## EXERCISE INSTRUCTIONS
Images do not belong in the copy. Retype all the entries below exactly.

++++ MATERIAL PROVIDED

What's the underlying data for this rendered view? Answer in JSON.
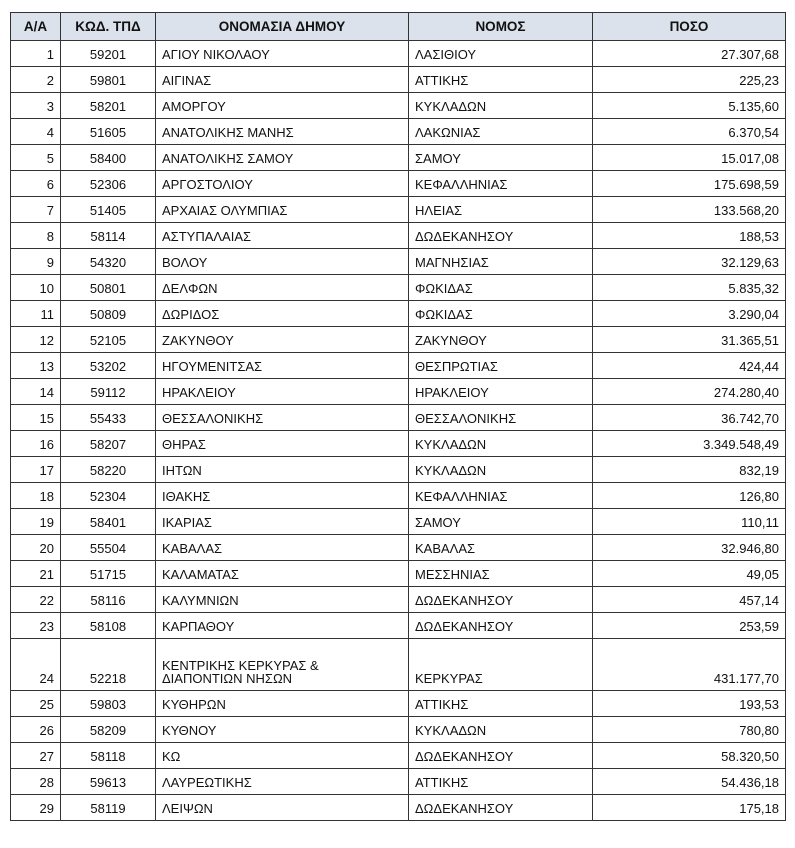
{
  "headers": [
    "Α/Α",
    "ΚΩΔ. ΤΠΔ",
    "ΟΝΟΜΑΣΙΑ ΔΗΜΟΥ",
    "ΝΟΜΟΣ",
    "ΠΟΣΟ"
  ],
  "rows": [
    [
      "1",
      "59201",
      "ΑΓΙΟΥ ΝΙΚΟΛΑΟΥ",
      "ΛΑΣΙΘΙΟΥ",
      "27.307,68"
    ],
    [
      "2",
      "59801",
      "ΑΙΓΙΝΑΣ",
      "ΑΤΤΙΚΗΣ",
      "225,23"
    ],
    [
      "3",
      "58201",
      "ΑΜΟΡΓΟΥ",
      "ΚΥΚΛΑΔΩΝ",
      "5.135,60"
    ],
    [
      "4",
      "51605",
      "ΑΝΑΤΟΛΙΚΗΣ ΜΑΝΗΣ",
      "ΛΑΚΩΝΙΑΣ",
      "6.370,54"
    ],
    [
      "5",
      "58400",
      "ΑΝΑΤΟΛΙΚΗΣ ΣΑΜΟΥ",
      "ΣΑΜΟΥ",
      "15.017,08"
    ],
    [
      "6",
      "52306",
      "ΑΡΓΟΣΤΟΛΙΟΥ",
      "ΚΕΦΑΛΛΗΝΙΑΣ",
      "175.698,59"
    ],
    [
      "7",
      "51405",
      "ΑΡΧΑΙΑΣ ΟΛΥΜΠΙΑΣ",
      "ΗΛΕΙΑΣ",
      "133.568,20"
    ],
    [
      "8",
      "58114",
      "ΑΣΤΥΠΑΛΑΙΑΣ",
      "ΔΩΔΕΚΑΝΗΣΟΥ",
      "188,53"
    ],
    [
      "9",
      "54320",
      "ΒΟΛΟΥ",
      "ΜΑΓΝΗΣΙΑΣ",
      "32.129,63"
    ],
    [
      "10",
      "50801",
      "ΔΕΛΦΩΝ",
      "ΦΩΚΙΔΑΣ",
      "5.835,32"
    ],
    [
      "11",
      "50809",
      "ΔΩΡΙΔΟΣ",
      "ΦΩΚΙΔΑΣ",
      "3.290,04"
    ],
    [
      "12",
      "52105",
      "ΖΑΚΥΝΘΟΥ",
      "ΖΑΚΥΝΘΟΥ",
      "31.365,51"
    ],
    [
      "13",
      "53202",
      "ΗΓΟΥΜΕΝΙΤΣΑΣ",
      "ΘΕΣΠΡΩΤΙΑΣ",
      "424,44"
    ],
    [
      "14",
      "59112",
      "ΗΡΑΚΛΕΙΟΥ",
      "ΗΡΑΚΛΕΙΟΥ",
      "274.280,40"
    ],
    [
      "15",
      "55433",
      "ΘΕΣΣΑΛΟΝΙΚΗΣ",
      "ΘΕΣΣΑΛΟΝΙΚΗΣ",
      "36.742,70"
    ],
    [
      "16",
      "58207",
      "ΘΗΡΑΣ",
      "ΚΥΚΛΑΔΩΝ",
      "3.349.548,49"
    ],
    [
      "17",
      "58220",
      "ΙΗΤΩΝ",
      "ΚΥΚΛΑΔΩΝ",
      "832,19"
    ],
    [
      "18",
      "52304",
      "ΙΘΑΚΗΣ",
      "ΚΕΦΑΛΛΗΝΙΑΣ",
      "126,80"
    ],
    [
      "19",
      "58401",
      "ΙΚΑΡΙΑΣ",
      "ΣΑΜΟΥ",
      "110,11"
    ],
    [
      "20",
      "55504",
      "ΚΑΒΑΛΑΣ",
      "ΚΑΒΑΛΑΣ",
      "32.946,80"
    ],
    [
      "21",
      "51715",
      "ΚΑΛΑΜΑΤΑΣ",
      "ΜΕΣΣΗΝΙΑΣ",
      "49,05"
    ],
    [
      "22",
      "58116",
      "ΚΑΛΥΜΝΙΩΝ",
      "ΔΩΔΕΚΑΝΗΣΟΥ",
      "457,14"
    ],
    [
      "23",
      "58108",
      "ΚΑΡΠΑΘΟΥ",
      "ΔΩΔΕΚΑΝΗΣΟΥ",
      "253,59"
    ],
    [
      "24",
      "52218",
      "ΚΕΝΤΡΙΚΗΣ ΚΕΡΚΥΡΑΣ & ΔΙΑΠΟΝΤΙΩΝ ΝΗΣΩΝ",
      "ΚΕΡΚΥΡΑΣ",
      "431.177,70"
    ],
    [
      "25",
      "59803",
      "ΚΥΘΗΡΩΝ",
      "ΑΤΤΙΚΗΣ",
      "193,53"
    ],
    [
      "26",
      "58209",
      "ΚΥΘΝΟΥ",
      "ΚΥΚΛΑΔΩΝ",
      "780,80"
    ],
    [
      "27",
      "58118",
      "ΚΩ",
      "ΔΩΔΕΚΑΝΗΣΟΥ",
      "58.320,50"
    ],
    [
      "28",
      "59613",
      "ΛΑΥΡΕΩΤΙΚΗΣ",
      "ΑΤΤΙΚΗΣ",
      "54.436,18"
    ],
    [
      "29",
      "58119",
      "ΛΕΙΨΩΝ",
      "ΔΩΔΕΚΑΝΗΣΟΥ",
      "175,18"
    ]
  ],
  "colors": {
    "header_bg": "#dbe2ec",
    "border": "#333333"
  }
}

++++++++

## SOLUTION TO THE PROBLEM
What's the underlying data for this rendered view? Answer in JSON.
{
  "headers": [
    "Α/Α",
    "ΚΩΔ. ΤΠΔ",
    "ΟΝΟΜΑΣΙΑ ΔΗΜΟΥ",
    "ΝΟΜΟΣ",
    "ΠΟΣΟ"
  ],
  "rows": [
    [
      "1",
      "59201",
      "ΑΓΙΟΥ ΝΙΚΟΛΑΟΥ",
      "ΛΑΣΙΘΙΟΥ",
      "27.307,68"
    ],
    [
      "2",
      "59801",
      "ΑΙΓΙΝΑΣ",
      "ΑΤΤΙΚΗΣ",
      "225,23"
    ],
    [
      "3",
      "58201",
      "ΑΜΟΡΓΟΥ",
      "ΚΥΚΛΑΔΩΝ",
      "5.135,60"
    ],
    [
      "4",
      "51605",
      "ΑΝΑΤΟΛΙΚΗΣ ΜΑΝΗΣ",
      "ΛΑΚΩΝΙΑΣ",
      "6.370,54"
    ],
    [
      "5",
      "58400",
      "ΑΝΑΤΟΛΙΚΗΣ ΣΑΜΟΥ",
      "ΣΑΜΟΥ",
      "15.017,08"
    ],
    [
      "6",
      "52306",
      "ΑΡΓΟΣΤΟΛΙΟΥ",
      "ΚΕΦΑΛΛΗΝΙΑΣ",
      "175.698,59"
    ],
    [
      "7",
      "51405",
      "ΑΡΧΑΙΑΣ ΟΛΥΜΠΙΑΣ",
      "ΗΛΕΙΑΣ",
      "133.568,20"
    ],
    [
      "8",
      "58114",
      "ΑΣΤΥΠΑΛΑΙΑΣ",
      "ΔΩΔΕΚΑΝΗΣΟΥ",
      "188,53"
    ],
    [
      "9",
      "54320",
      "ΒΟΛΟΥ",
      "ΜΑΓΝΗΣΙΑΣ",
      "32.129,63"
    ],
    [
      "10",
      "50801",
      "ΔΕΛΦΩΝ",
      "ΦΩΚΙΔΑΣ",
      "5.835,32"
    ],
    [
      "11",
      "50809",
      "ΔΩΡΙΔΟΣ",
      "ΦΩΚΙΔΑΣ",
      "3.290,04"
    ],
    [
      "12",
      "52105",
      "ΖΑΚΥΝΘΟΥ",
      "ΖΑΚΥΝΘΟΥ",
      "31.365,51"
    ],
    [
      "13",
      "53202",
      "ΗΓΟΥΜΕΝΙΤΣΑΣ",
      "ΘΕΣΠΡΩΤΙΑΣ",
      "424,44"
    ],
    [
      "14",
      "59112",
      "ΗΡΑΚΛΕΙΟΥ",
      "ΗΡΑΚΛΕΙΟΥ",
      "274.280,40"
    ],
    [
      "15",
      "55433",
      "ΘΕΣΣΑΛΟΝΙΚΗΣ",
      "ΘΕΣΣΑΛΟΝΙΚΗΣ",
      "36.742,70"
    ],
    [
      "16",
      "58207",
      "ΘΗΡΑΣ",
      "ΚΥΚΛΑΔΩΝ",
      "3.349.548,49"
    ],
    [
      "17",
      "58220",
      "ΙΗΤΩΝ",
      "ΚΥΚΛΑΔΩΝ",
      "832,19"
    ],
    [
      "18",
      "52304",
      "ΙΘΑΚΗΣ",
      "ΚΕΦΑΛΛΗΝΙΑΣ",
      "126,80"
    ],
    [
      "19",
      "58401",
      "ΙΚΑΡΙΑΣ",
      "ΣΑΜΟΥ",
      "110,11"
    ],
    [
      "20",
      "55504",
      "ΚΑΒΑΛΑΣ",
      "ΚΑΒΑΛΑΣ",
      "32.946,80"
    ],
    [
      "21",
      "51715",
      "ΚΑΛΑΜΑΤΑΣ",
      "ΜΕΣΣΗΝΙΑΣ",
      "49,05"
    ],
    [
      "22",
      "58116",
      "ΚΑΛΥΜΝΙΩΝ",
      "ΔΩΔΕΚΑΝΗΣΟΥ",
      "457,14"
    ],
    [
      "23",
      "58108",
      "ΚΑΡΠΑΘΟΥ",
      "ΔΩΔΕΚΑΝΗΣΟΥ",
      "253,59"
    ],
    [
      "24",
      "52218",
      "ΚΕΝΤΡΙΚΗΣ ΚΕΡΚΥΡΑΣ & ΔΙΑΠΟΝΤΙΩΝ ΝΗΣΩΝ",
      "ΚΕΡΚΥΡΑΣ",
      "431.177,70"
    ],
    [
      "25",
      "59803",
      "ΚΥΘΗΡΩΝ",
      "ΑΤΤΙΚΗΣ",
      "193,53"
    ],
    [
      "26",
      "58209",
      "ΚΥΘΝΟΥ",
      "ΚΥΚΛΑΔΩΝ",
      "780,80"
    ],
    [
      "27",
      "58118",
      "ΚΩ",
      "ΔΩΔΕΚΑΝΗΣΟΥ",
      "58.320,50"
    ],
    [
      "28",
      "59613",
      "ΛΑΥΡΕΩΤΙΚΗΣ",
      "ΑΤΤΙΚΗΣ",
      "54.436,18"
    ],
    [
      "29",
      "58119",
      "ΛΕΙΨΩΝ",
      "ΔΩΔΕΚΑΝΗΣΟΥ",
      "175,18"
    ]
  ],
  "colors": {
    "header_bg": "#dbe2ec",
    "border": "#333333"
  }
}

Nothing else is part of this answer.